• WHAT TO PRODUCE
Count the lines that include the string "珊瑚街道", and give only that number.

====== GIVEN INFORMATION ======

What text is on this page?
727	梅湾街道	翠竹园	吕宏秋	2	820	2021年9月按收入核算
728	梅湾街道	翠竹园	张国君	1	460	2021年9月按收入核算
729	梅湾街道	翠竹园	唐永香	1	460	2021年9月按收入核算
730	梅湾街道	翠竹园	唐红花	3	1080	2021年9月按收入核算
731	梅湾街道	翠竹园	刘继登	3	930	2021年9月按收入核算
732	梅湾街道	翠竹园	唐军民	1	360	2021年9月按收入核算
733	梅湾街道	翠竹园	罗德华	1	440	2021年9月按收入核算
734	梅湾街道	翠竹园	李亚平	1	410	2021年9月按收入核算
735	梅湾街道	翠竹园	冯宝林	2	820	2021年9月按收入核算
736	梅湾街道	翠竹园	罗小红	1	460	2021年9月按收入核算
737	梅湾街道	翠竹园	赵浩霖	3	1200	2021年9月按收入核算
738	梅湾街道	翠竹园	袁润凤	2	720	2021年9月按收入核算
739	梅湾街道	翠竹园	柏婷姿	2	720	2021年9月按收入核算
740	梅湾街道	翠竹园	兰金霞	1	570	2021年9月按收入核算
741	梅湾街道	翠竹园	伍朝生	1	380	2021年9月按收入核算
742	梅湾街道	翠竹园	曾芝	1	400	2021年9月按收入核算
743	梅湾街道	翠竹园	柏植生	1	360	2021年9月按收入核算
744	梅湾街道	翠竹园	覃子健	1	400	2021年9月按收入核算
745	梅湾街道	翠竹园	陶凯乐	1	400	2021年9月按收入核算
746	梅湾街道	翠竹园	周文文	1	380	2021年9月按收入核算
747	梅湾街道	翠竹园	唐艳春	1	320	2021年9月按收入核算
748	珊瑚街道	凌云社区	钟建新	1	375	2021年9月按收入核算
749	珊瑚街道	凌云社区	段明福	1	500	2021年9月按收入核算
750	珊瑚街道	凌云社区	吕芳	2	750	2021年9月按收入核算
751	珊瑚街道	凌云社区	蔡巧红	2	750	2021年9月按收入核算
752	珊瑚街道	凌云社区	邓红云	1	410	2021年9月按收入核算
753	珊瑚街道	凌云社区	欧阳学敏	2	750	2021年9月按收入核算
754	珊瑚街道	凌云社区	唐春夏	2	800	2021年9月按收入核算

======

• COMPLETE OUTPUT
7